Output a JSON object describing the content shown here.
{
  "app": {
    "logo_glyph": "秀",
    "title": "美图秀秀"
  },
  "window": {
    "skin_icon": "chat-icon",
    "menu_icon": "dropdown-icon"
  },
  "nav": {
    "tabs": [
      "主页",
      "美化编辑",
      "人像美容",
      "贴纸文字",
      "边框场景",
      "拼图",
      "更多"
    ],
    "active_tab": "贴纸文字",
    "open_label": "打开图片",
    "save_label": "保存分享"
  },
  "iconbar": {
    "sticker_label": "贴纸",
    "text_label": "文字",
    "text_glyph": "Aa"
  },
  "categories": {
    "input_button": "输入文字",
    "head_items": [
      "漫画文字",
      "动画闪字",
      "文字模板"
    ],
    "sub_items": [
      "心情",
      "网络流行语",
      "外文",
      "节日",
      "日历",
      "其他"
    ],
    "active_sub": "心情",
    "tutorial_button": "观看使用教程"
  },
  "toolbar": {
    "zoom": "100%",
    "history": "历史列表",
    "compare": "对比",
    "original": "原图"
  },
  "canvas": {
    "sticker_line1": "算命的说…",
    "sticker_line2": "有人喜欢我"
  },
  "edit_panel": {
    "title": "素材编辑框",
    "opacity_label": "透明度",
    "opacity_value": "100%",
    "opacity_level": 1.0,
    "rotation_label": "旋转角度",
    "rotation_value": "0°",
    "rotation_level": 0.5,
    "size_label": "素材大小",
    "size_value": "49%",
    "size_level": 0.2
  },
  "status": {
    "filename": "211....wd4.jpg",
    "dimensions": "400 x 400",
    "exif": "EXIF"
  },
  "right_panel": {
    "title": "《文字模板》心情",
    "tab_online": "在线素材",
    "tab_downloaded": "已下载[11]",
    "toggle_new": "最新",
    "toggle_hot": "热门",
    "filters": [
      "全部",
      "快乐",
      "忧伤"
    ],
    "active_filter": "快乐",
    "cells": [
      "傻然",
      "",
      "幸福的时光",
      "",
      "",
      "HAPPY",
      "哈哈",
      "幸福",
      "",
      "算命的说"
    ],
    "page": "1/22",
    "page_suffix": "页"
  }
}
---
> [WHAT TO DO]: Copy each record from above exactly, and include every line.

> [CORRECT RESULT]:
Output a JSON object describing the content shown here.
{
  "app": {
    "logo_glyph": "秀",
    "title": "美图秀秀"
  },
  "window": {
    "skin_icon": "chat-icon",
    "menu_icon": "dropdown-icon"
  },
  "nav": {
    "tabs": [
      "主页",
      "美化编辑",
      "人像美容",
      "贴纸文字",
      "边框场景",
      "拼图",
      "更多"
    ],
    "active_tab": "贴纸文字",
    "open_label": "打开图片",
    "save_label": "保存分享"
  },
  "iconbar": {
    "sticker_label": "贴纸",
    "text_label": "文字",
    "text_glyph": "Aa"
  },
  "categories": {
    "input_button": "输入文字",
    "head_items": [
      "漫画文字",
      "动画闪字",
      "文字模板"
    ],
    "sub_items": [
      "心情",
      "网络流行语",
      "外文",
      "节日",
      "日历",
      "其他"
    ],
    "active_sub": "心情",
    "tutorial_button": "观看使用教程"
  },
  "toolbar": {
    "zoom": "100%",
    "history": "历史列表",
    "compare": "对比",
    "original": "原图"
  },
  "canvas": {
    "sticker_line1": "算命的说…",
    "sticker_line2": "有人喜欢我"
  },
  "edit_panel": {
    "title": "素材编辑框",
    "opacity_label": "透明度",
    "opacity_value": "100%",
    "opacity_level": 1.0,
    "rotation_label": "旋转角度",
    "rotation_value": "0°",
    "rotation_level": 0.5,
    "size_label": "素材大小",
    "size_value": "49%",
    "size_level": 0.2
  },
  "status": {
    "filename": "211....wd4.jpg",
    "dimensions": "400 x 400",
    "exif": "EXIF"
  },
  "right_panel": {
    "title": "《文字模板》心情",
    "tab_online": "在线素材",
    "tab_downloaded": "已下载[11]",
    "toggle_new": "最新",
    "toggle_hot": "热门",
    "filters": [
      "全部",
      "快乐",
      "忧伤"
    ],
    "active_filter": "快乐",
    "cells": [
      "傻然",
      "",
      "幸福的时光",
      "",
      "",
      "HAPPY",
      "哈哈",
      "幸福",
      "",
      "算命的说"
    ],
    "page": "1/22",
    "page_suffix": "页"
  }
}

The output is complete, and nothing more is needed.